[start Source excerpt]

FIGS. 34 and 35 show a still further form of a wellhead 1100B which
includes a number of components common to the wellheads 1100 and
1100A. The wellhead 1100B has a quick-disconnect handling head 1175
having a fitting 1176 for the connection of a cable from the
surface of the water to lift the wellhead. The handling head is
adapted to receive a coupler 1162 for connecting a conduit with the
head from the surface. Supported from the handling head 1175 by
arms 1177 and 1178 is a flowline support 1179 which is secured with
a flowline 1180 communicating with the conduits 1160 which connect
into the wellhead in the same manner as the conduit 1120 in FIG.
30. The flowline 1180 leads off laterally to the side of the
wellhead from where is either extends along the ocean bottom to a
shore facility or upwardly to a floating vessel or platform at the
surface of the water. If, after installation of the wellhead, well
service is necessary, the wellhead may be picked up by a quick
disconnect, not shown, coupled with the fitting 1181 and set over
to the side of the well or pulled to the surface to allow vertical
access into the well to perform the servicing. During such
servicing, the flowline 1180 is left connected with the
wellhead.
FIG. 35 shows a top view of the arrangement illustrated in FIG. 34
illustrating the use of two parallel flowlines 1180 so that
circulation into the well may be obtained from either the shore or
the water surface.
FIGS. 36A and 36B taken together show a longitudinal view in
section of a composite string hydraulic stop and orienting tool
1200. FIG. 36C is a fragmentary longitudinal side view in elevation
showing an orienting sleeve of the tool 1200. The tool 1200 is
particularly useful as an integral part of the composite string 143
in heavy seas where heave energies present a problem due to the
rise and fall of a drilling vessel from which the composite string
is supported. The tool 1200 serves as a hydraulic shock absorber
located at the wellhead resting on a supporting flange of the type
illustrated in FIG. 37A. The tool 1200 has both orienting and shock
absorbing features. Referring to FIGS. 36A and 36B, the tool 1200
has an outer casing or housing formed by an upper member 1201
threaded along the lower end portion to lower member 1202. A ring
seal 1203 is supported in an external annular recess along the
upper end portion of the lower member 1202 to seal with the inner
surface of the lower end portion to the upper member 1201 to
provide a fluid tight seal between the two housing members. The
lower end edge of the lower member 1202 has a supporting shoulder
surface 1204 formed in the shape of an orienting helix which rests
on and matches a similar surface in the support flange of FIG. 37A.

[end Source excerpt]
[start Extracted records]

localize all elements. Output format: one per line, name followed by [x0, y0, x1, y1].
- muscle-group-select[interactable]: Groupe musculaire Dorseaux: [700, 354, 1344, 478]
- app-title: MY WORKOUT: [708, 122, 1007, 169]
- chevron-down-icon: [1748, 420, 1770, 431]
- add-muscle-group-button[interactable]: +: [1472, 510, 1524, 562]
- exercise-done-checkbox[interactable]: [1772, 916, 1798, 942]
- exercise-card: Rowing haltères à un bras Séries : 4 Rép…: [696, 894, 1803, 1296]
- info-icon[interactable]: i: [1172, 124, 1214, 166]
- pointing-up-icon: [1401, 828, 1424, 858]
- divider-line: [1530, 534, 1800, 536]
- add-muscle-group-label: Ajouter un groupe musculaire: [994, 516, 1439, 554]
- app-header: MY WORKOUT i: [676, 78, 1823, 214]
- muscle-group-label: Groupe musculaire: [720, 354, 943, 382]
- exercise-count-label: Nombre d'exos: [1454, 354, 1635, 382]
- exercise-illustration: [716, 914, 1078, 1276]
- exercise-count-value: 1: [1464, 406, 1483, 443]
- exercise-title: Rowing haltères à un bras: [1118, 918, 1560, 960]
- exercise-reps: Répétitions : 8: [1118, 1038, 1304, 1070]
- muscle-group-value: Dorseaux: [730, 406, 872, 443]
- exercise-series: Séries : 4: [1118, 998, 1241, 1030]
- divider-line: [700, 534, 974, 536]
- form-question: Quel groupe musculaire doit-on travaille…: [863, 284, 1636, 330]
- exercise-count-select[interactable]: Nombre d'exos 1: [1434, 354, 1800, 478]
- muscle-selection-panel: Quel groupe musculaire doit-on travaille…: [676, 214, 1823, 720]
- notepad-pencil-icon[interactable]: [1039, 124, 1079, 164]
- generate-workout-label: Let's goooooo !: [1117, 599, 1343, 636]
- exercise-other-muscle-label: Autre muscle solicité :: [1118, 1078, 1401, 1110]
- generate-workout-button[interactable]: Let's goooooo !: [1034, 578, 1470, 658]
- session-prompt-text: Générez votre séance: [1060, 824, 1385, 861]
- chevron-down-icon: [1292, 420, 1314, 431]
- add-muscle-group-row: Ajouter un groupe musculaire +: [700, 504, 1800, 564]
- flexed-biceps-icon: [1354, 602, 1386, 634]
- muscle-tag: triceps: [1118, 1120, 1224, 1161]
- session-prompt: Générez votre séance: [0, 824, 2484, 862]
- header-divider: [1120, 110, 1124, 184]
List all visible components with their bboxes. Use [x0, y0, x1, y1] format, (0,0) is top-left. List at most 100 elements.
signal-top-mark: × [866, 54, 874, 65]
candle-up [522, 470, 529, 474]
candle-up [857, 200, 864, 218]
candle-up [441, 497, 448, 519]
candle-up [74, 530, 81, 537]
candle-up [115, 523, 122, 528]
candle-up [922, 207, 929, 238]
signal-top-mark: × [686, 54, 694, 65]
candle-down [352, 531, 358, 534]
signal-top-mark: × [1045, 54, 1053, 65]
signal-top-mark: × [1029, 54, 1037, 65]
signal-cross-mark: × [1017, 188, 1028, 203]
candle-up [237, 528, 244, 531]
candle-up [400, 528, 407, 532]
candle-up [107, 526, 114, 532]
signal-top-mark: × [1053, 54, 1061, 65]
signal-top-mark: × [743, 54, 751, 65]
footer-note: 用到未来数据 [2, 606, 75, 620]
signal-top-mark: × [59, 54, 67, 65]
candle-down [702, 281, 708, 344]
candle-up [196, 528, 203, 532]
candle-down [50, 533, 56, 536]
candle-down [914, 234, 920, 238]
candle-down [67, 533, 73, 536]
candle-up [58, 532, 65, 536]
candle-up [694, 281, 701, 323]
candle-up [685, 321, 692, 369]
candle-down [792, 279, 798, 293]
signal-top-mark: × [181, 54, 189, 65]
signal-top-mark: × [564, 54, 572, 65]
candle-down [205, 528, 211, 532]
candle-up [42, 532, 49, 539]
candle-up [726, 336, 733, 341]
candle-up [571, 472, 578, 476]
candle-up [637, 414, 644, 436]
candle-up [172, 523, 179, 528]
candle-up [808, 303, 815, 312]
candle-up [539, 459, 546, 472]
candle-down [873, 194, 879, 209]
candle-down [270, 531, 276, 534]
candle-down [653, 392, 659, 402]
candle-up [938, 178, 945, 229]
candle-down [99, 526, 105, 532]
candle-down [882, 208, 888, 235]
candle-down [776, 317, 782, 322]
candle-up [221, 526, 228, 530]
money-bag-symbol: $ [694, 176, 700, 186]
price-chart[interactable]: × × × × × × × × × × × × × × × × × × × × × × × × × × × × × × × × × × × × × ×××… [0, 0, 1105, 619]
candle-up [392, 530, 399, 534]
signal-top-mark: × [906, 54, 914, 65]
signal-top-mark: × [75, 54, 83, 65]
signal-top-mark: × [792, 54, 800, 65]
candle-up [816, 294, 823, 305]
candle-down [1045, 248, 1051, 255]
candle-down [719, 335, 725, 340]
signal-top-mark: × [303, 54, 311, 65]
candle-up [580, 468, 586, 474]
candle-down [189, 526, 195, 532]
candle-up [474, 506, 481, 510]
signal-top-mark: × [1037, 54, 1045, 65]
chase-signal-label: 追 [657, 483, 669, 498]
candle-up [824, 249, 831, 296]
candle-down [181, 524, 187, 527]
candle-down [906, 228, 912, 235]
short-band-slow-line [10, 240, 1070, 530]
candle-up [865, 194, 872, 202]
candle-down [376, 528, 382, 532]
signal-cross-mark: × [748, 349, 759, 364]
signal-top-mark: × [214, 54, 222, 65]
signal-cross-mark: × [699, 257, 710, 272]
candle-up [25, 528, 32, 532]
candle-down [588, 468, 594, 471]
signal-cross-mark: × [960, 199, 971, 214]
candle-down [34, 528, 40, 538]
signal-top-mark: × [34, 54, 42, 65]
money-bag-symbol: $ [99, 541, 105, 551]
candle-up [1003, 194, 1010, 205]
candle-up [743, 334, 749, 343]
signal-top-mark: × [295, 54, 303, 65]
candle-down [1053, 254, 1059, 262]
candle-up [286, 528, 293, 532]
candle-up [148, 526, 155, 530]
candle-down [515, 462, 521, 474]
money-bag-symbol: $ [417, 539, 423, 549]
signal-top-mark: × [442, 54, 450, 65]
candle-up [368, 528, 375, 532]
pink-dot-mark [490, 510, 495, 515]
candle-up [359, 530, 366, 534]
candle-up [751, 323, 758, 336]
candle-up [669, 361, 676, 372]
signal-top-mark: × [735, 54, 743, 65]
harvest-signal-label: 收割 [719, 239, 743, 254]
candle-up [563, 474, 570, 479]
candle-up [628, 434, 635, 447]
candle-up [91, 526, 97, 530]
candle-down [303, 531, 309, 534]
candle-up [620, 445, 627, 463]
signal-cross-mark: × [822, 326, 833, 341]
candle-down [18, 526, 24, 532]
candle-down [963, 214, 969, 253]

[end Extracted records]

_What you need to do:_
a - In the wellhead patent excerpt, what purpose does FIG. 35 give for using two parallel flowlines 1180?
b - Please continue the wellhead patent excerpt from the point where it stops.

_Expected outputs:_
a - They allow circulation into the well from either the shore or the water surface.

b -
An annular retainer 1205 is threaded into the upper end of the
upper member 1201 for holding the movable portion of the tool in
the housing. The upper end edge of the lower member 1202 provides
an upwardly facing stop shoulder 1210 which limits downward
movement of the movable portion of the tool in the housing and a
downwardly facing internal stop shoulder 1211 is provided on the
lower end of the retainer 1205 limits upward movement of such
movable portion in the housing.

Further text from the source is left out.